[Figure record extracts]

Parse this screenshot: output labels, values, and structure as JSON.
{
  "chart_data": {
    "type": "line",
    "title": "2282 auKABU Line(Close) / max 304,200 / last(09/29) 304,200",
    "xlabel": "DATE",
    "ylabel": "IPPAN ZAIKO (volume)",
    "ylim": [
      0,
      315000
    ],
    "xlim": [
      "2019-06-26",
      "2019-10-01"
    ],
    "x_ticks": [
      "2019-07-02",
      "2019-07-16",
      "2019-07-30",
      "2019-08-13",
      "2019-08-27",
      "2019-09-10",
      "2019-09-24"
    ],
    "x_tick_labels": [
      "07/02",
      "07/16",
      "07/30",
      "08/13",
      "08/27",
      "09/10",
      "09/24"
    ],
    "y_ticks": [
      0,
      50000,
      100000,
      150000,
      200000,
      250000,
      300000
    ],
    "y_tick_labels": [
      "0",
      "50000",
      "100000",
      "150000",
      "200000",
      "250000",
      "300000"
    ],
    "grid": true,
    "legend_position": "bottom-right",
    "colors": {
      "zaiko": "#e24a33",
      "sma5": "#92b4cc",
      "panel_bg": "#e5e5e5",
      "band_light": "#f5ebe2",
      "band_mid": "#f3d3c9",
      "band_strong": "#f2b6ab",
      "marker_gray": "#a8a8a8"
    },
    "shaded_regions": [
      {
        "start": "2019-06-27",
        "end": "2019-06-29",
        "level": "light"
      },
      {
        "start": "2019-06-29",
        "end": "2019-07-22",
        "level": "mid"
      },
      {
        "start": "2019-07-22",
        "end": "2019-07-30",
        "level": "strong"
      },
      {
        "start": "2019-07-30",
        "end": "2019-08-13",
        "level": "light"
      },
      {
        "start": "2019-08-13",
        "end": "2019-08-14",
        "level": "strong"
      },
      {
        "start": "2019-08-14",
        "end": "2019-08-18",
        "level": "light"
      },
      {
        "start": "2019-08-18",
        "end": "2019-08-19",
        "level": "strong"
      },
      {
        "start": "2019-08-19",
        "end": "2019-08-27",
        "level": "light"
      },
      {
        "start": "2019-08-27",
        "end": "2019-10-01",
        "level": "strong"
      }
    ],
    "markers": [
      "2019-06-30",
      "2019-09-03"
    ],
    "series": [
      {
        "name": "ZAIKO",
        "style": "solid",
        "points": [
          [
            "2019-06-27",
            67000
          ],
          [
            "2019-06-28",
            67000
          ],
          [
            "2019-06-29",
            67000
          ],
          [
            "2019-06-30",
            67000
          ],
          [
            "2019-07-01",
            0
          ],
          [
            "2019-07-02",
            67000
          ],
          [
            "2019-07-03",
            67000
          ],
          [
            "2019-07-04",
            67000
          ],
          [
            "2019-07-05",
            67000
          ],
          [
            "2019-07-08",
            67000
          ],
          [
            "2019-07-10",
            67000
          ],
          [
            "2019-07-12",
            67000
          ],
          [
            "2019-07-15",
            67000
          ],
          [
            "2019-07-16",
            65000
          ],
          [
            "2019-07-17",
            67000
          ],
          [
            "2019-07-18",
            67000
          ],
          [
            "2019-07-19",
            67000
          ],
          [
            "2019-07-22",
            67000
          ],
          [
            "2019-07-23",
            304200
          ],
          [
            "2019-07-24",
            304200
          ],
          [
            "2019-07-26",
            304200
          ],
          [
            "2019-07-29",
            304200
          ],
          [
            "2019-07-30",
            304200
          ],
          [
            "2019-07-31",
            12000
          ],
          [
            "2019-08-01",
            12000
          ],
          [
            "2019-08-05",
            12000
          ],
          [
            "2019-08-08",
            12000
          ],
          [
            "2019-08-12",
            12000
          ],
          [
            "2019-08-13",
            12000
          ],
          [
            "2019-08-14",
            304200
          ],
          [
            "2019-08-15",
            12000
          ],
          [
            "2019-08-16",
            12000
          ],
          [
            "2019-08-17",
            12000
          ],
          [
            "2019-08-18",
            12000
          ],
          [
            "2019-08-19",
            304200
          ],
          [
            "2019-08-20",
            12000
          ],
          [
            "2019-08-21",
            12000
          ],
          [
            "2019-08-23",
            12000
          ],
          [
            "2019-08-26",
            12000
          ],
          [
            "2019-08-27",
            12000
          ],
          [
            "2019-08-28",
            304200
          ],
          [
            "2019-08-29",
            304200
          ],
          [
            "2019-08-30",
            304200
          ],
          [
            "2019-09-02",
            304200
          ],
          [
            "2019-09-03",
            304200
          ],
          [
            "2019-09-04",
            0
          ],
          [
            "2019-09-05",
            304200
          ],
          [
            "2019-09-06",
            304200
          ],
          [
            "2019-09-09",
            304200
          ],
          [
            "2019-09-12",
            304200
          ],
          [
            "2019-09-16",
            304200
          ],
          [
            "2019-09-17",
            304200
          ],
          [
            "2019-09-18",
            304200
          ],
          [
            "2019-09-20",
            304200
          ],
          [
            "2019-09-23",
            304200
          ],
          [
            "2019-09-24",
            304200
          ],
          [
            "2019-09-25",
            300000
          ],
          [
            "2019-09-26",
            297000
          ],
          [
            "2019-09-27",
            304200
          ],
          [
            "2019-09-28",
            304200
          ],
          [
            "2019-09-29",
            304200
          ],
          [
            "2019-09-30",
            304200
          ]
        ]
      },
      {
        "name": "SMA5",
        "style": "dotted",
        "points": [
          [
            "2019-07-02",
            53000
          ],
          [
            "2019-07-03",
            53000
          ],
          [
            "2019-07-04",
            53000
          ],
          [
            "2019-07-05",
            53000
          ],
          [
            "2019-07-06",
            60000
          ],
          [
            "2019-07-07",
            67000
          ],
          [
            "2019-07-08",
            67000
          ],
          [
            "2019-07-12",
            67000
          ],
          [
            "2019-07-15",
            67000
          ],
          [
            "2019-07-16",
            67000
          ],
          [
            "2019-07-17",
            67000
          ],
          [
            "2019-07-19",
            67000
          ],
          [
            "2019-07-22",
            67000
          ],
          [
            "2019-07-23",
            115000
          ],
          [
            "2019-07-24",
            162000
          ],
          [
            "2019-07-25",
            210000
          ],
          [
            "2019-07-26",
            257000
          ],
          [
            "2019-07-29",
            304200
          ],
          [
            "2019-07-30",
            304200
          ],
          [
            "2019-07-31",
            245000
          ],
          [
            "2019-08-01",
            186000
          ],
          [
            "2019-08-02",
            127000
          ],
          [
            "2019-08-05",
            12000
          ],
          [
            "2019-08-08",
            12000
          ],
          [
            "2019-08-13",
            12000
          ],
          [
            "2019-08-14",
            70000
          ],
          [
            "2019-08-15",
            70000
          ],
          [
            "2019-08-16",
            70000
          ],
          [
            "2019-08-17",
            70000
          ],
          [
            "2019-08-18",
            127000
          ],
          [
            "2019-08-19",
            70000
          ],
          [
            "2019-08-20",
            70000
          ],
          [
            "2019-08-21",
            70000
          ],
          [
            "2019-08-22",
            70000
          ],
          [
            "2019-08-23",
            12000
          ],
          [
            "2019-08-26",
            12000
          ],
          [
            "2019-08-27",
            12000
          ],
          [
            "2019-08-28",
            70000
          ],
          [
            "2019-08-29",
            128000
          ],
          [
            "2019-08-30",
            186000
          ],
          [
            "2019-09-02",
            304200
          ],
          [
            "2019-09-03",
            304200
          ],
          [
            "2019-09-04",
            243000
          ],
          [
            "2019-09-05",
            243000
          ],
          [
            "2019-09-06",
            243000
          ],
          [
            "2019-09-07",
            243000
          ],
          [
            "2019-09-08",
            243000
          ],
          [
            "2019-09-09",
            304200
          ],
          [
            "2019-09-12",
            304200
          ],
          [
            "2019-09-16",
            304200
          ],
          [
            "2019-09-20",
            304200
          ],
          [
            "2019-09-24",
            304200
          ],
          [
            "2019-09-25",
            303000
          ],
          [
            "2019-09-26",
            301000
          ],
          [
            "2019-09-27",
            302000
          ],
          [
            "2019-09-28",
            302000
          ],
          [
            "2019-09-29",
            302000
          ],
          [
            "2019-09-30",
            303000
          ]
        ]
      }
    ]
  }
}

§ **TASK DETAILS**
Exactly how many lines of the listing above contain the string "start"? Give no more than the number.

§ **SOLUTION**
9